> **Task details**
Output all of the entries exactly as written.

(Part of a data file)

+++++

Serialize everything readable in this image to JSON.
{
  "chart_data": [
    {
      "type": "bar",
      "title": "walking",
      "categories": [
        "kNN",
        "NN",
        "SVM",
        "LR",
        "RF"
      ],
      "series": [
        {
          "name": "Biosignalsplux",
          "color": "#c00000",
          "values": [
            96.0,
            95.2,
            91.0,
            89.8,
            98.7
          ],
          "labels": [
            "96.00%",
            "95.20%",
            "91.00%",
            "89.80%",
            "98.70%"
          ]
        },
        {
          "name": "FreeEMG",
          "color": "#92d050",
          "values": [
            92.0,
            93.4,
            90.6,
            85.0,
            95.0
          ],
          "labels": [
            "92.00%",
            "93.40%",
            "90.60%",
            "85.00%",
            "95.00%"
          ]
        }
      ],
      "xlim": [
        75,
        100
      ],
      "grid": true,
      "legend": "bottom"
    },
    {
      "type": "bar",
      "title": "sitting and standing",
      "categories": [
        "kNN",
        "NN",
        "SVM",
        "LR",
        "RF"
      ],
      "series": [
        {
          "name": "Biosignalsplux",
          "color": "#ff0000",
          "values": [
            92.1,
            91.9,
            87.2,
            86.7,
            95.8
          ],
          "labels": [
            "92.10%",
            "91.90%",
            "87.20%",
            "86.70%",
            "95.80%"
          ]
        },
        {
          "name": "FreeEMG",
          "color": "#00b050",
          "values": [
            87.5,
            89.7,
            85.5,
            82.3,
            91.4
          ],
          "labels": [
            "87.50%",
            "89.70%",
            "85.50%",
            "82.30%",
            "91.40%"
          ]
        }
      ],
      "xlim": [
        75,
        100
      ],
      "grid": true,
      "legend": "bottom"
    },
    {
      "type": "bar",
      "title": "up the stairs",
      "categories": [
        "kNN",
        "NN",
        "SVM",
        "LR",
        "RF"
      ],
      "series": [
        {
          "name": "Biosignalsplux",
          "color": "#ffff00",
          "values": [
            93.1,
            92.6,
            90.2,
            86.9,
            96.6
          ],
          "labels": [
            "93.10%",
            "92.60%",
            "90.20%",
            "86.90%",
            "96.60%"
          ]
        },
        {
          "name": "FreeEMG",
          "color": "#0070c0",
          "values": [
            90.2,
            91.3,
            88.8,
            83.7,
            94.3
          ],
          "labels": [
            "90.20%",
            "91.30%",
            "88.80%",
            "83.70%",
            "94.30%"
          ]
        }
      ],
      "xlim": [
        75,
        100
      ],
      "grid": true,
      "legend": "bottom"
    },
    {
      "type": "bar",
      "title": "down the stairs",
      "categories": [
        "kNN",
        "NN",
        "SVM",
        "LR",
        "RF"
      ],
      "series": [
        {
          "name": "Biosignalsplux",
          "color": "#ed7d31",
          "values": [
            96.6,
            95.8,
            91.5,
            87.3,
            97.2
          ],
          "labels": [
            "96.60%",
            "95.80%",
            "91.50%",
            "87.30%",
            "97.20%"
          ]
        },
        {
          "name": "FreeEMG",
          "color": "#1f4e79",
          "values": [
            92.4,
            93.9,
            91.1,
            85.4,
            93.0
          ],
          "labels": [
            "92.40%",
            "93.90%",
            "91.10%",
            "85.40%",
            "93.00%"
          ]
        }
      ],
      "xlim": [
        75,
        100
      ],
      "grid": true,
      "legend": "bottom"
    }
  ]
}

+++++

> **Task output**
Serialize everything readable in this image to JSON.
{
  "chart_data": [
    {
      "type": "bar",
      "title": "walking",
      "categories": [
        "kNN",
        "NN",
        "SVM",
        "LR",
        "RF"
      ],
      "series": [
        {
          "name": "Biosignalsplux",
          "color": "#c00000",
          "values": [
            96.0,
            95.2,
            91.0,
            89.8,
            98.7
          ],
          "labels": [
            "96.00%",
            "95.20%",
            "91.00%",
            "89.80%",
            "98.70%"
          ]
        },
        {
          "name": "FreeEMG",
          "color": "#92d050",
          "values": [
            92.0,
            93.4,
            90.6,
            85.0,
            95.0
          ],
          "labels": [
            "92.00%",
            "93.40%",
            "90.60%",
            "85.00%",
            "95.00%"
          ]
        }
      ],
      "xlim": [
        75,
        100
      ],
      "grid": true,
      "legend": "bottom"
    },
    {
      "type": "bar",
      "title": "sitting and standing",
      "categories": [
        "kNN",
        "NN",
        "SVM",
        "LR",
        "RF"
      ],
      "series": [
        {
          "name": "Biosignalsplux",
          "color": "#ff0000",
          "values": [
            92.1,
            91.9,
            87.2,
            86.7,
            95.8
          ],
          "labels": [
            "92.10%",
            "91.90%",
            "87.20%",
            "86.70%",
            "95.80%"
          ]
        },
        {
          "name": "FreeEMG",
          "color": "#00b050",
          "values": [
            87.5,
            89.7,
            85.5,
            82.3,
            91.4
          ],
          "labels": [
            "87.50%",
            "89.70%",
            "85.50%",
            "82.30%",
            "91.40%"
          ]
        }
      ],
      "xlim": [
        75,
        100
      ],
      "grid": true,
      "legend": "bottom"
    },
    {
      "type": "bar",
      "title": "up the stairs",
      "categories": [
        "kNN",
        "NN",
        "SVM",
        "LR",
        "RF"
      ],
      "series": [
        {
          "name": "Biosignalsplux",
          "color": "#ffff00",
          "values": [
            93.1,
            92.6,
            90.2,
            86.9,
            96.6
          ],
          "labels": [
            "93.10%",
            "92.60%",
            "90.20%",
            "86.90%",
            "96.60%"
          ]
        },
        {
          "name": "FreeEMG",
          "color": "#0070c0",
          "values": [
            90.2,
            91.3,
            88.8,
            83.7,
            94.3
          ],
          "labels": [
            "90.20%",
            "91.30%",
            "88.80%",
            "83.70%",
            "94.30%"
          ]
        }
      ],
      "xlim": [
        75,
        100
      ],
      "grid": true,
      "legend": "bottom"
    },
    {
      "type": "bar",
      "title": "down the stairs",
      "categories": [
        "kNN",
        "NN",
        "SVM",
        "LR",
        "RF"
      ],
      "series": [
        {
          "name": "Biosignalsplux",
          "color": "#ed7d31",
          "values": [
            96.6,
            95.8,
            91.5,
            87.3,
            97.2
          ],
          "labels": [
            "96.60%",
            "95.80%",
            "91.50%",
            "87.30%",
            "97.20%"
          ]
        },
        {
          "name": "FreeEMG",
          "color": "#1f4e79",
          "values": [
            92.4,
            93.9,
            91.1,
            85.4,
            93.0
          ],
          "labels": [
            "92.40%",
            "93.90%",
            "91.10%",
            "85.40%",
            "93.00%"
          ]
        }
      ],
      "xlim": [
        75,
        100
      ],
      "grid": true,
      "legend": "bottom"
    }
  ]
}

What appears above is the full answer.